DOCUMENT PASSAGE |
──────

One-Line Summary: Grokking is the eerie phenomenon where a model first memorizes its training data with poor validation accuracy, then — long after training loss has plateaued — suddenly generalizes.
Prerequisites: Basic understanding of training/validation curves, weight decay, and the concept of overfitting.
What It Is
In a standard training run you expect train and validation loss to fall together. In a grokking run, they decouple: training loss drops to near zero almost immediately, validation loss stays high, and the model looks like a textbook case of overfitting. Then — sometimes thousands of epochs later, with no change to the data, optimizer, or learning rate — validation loss suddenly collapses. The model "gets it."
Power et al. (2022) first observed grokking on small algorithmic tasks like modular arithmetic, where the data is finite and the underlying rule is exact. The model could brute-force memorize the training examples long before it found the actual modular-addition algorithm encoded in its weights.
Why It Matters
Grokking puts a stake through the heart of the most reflexive defensive move in ML training: early stopping. If you stop training when validation loss plateaus, you may halt the model just before the most important learning of the run.

──────

PROVIDED MATERIAL |
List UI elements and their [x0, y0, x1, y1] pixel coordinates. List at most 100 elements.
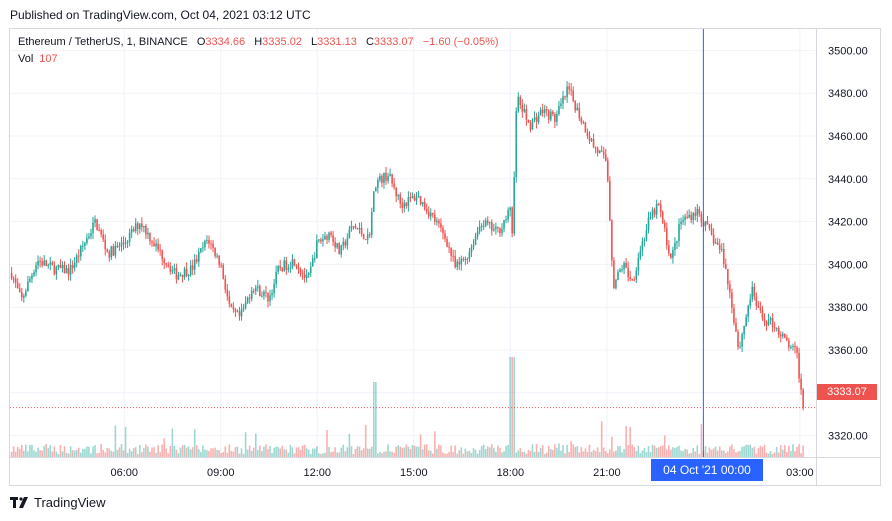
volume-bar [244, 432, 247, 457]
volume-bar [293, 453, 296, 457]
price-axis[interactable]: 3320.003340.003360.003380.003400.003420.… [828, 45, 868, 442]
candle-body [598, 150, 601, 153]
volume-bar [75, 449, 78, 457]
volume-bar [690, 452, 693, 457]
volume-bar [643, 448, 646, 457]
candle-body [191, 265, 194, 270]
candle-body [65, 268, 68, 274]
candle-body [326, 235, 328, 240]
candle-body [535, 117, 538, 123]
volume-bar [411, 445, 414, 457]
volume-bar [336, 452, 338, 457]
candle-body [777, 328, 780, 335]
candle-body [96, 219, 98, 230]
volume-bar [592, 449, 595, 457]
candle-body [609, 180, 611, 221]
volume-bar [202, 445, 204, 457]
candlestick-chart[interactable]: 3320.003340.003360.003380.003400.003420.… [10, 29, 880, 485]
candle-body [252, 290, 255, 292]
time-axis[interactable]: 06:00 09:00 12:00 15:00 18:00 21:00 03:00 [110, 467, 813, 479]
volume-bar [415, 446, 418, 457]
price-tick-label: 3400.00 [828, 259, 868, 271]
candle-body [468, 252, 471, 259]
candle-body [53, 265, 56, 275]
volume-bar [456, 453, 459, 457]
candle-body [735, 322, 737, 332]
volume-bar [198, 449, 200, 457]
volume-bar [417, 446, 420, 457]
chart-frame [9, 28, 881, 486]
volume-bar [397, 445, 400, 457]
volume-bar [531, 444, 534, 457]
volume-bar [427, 450, 430, 457]
volume-bar [647, 445, 650, 457]
candle-body [757, 305, 760, 308]
candle-body [169, 266, 172, 272]
volume-bar [303, 444, 306, 457]
volume-bar [407, 446, 410, 457]
volume-bar [61, 451, 64, 457]
candle-body [100, 230, 102, 235]
volume-bar [698, 453, 701, 457]
volume-bar [334, 447, 336, 457]
candle-body [151, 241, 153, 243]
volume-bar [51, 451, 54, 457]
volume-bar [482, 444, 485, 457]
volume-bar [311, 448, 314, 457]
volume-bar [425, 444, 428, 457]
candle-body [161, 250, 163, 260]
candle-body [401, 203, 404, 208]
candle-body [464, 258, 467, 260]
footer[interactable]: TradingView [10, 495, 106, 510]
candle-body [171, 270, 174, 272]
candle-body [307, 273, 310, 275]
candle-body [773, 327, 776, 329]
volume-bar [611, 436, 613, 457]
volume-bar [668, 445, 670, 457]
volume-bar [629, 426, 631, 457]
candle-body [145, 225, 147, 235]
volume-bar [214, 447, 216, 457]
candle-body [299, 269, 302, 274]
candle-body [653, 209, 656, 215]
candle-body [631, 279, 634, 281]
candle-body [493, 228, 495, 231]
volume-bar [651, 444, 654, 457]
candle-body [491, 222, 493, 231]
volume-bar [446, 453, 448, 457]
volume-bar [568, 451, 570, 457]
volume-bar [462, 453, 465, 457]
volume-bar [195, 445, 198, 457]
volume-bar [672, 447, 674, 457]
candle-body [590, 139, 593, 141]
candle-body [75, 255, 78, 263]
volume-bar [525, 453, 528, 457]
volume-bar [350, 446, 353, 457]
volume-bar [442, 452, 444, 457]
volume-bar [110, 450, 113, 457]
candle-body [303, 274, 306, 279]
volume-bar [486, 446, 489, 457]
volume-bar [47, 448, 50, 457]
candle-body [560, 103, 562, 106]
volume-bar [275, 446, 277, 457]
volume-bar [684, 448, 686, 457]
volume-bar [177, 453, 180, 457]
candle-body [564, 96, 566, 98]
candle-body [582, 122, 585, 124]
volume-bar [138, 445, 141, 457]
volume-bar [267, 449, 269, 457]
candle-body [226, 289, 229, 297]
candle-body [248, 297, 251, 299]
candle-body [118, 245, 121, 247]
volume-bar [171, 428, 174, 457]
volume-bar [468, 450, 471, 457]
volume-bar [517, 450, 520, 457]
volume-bar [507, 444, 509, 457]
volume-bar [45, 444, 47, 457]
volume-bar [615, 450, 617, 457]
candle-body [682, 219, 684, 222]
candle-body [391, 174, 393, 184]
candle-body [580, 118, 583, 123]
candle-body [250, 290, 253, 299]
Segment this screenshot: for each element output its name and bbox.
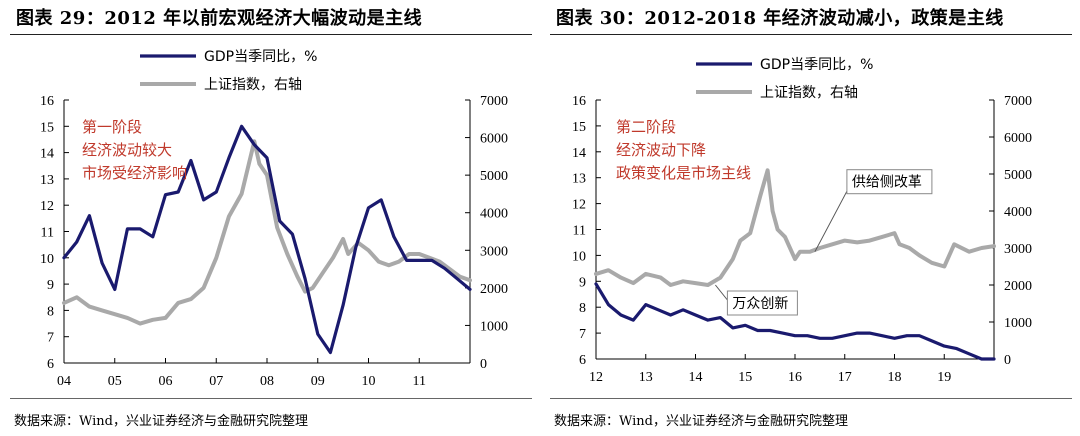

──────

EXERCISE 1 | Can you transcribe the grokking passage between "Power et al." and "in its weights.", inclusive?
EXERCISE 2 | Could you update the rows between the lines holding "volume-bar [244, 432, 247, 457]" and "candle-body [191, 265, 194, 270]", inclusive, so that "volume-bar" becomes "volume-column" and nothing else changes? Return only those lines.

WRITTEN SOLUTION 1 |
Power et al. (2022) first observed grokking on small algorithmic tasks like modular arithmetic, where the data is finite and the underlying rule is exact. The model could brute-force memorize the training examples long before it found the actual modular-addition algorithm encoded in its weights.

WRITTEN SOLUTION 2 |
volume-column [244, 432, 247, 457]
volume-column [293, 453, 296, 457]
price-axis[interactable]: 3320.003340.003360.003380.003400.003420.… [828, 45, 868, 442]
candle-body [598, 150, 601, 153]
volume-column [75, 449, 78, 457]
volume-column [690, 452, 693, 457]
volume-column [643, 448, 646, 457]
candle-body [191, 265, 194, 270]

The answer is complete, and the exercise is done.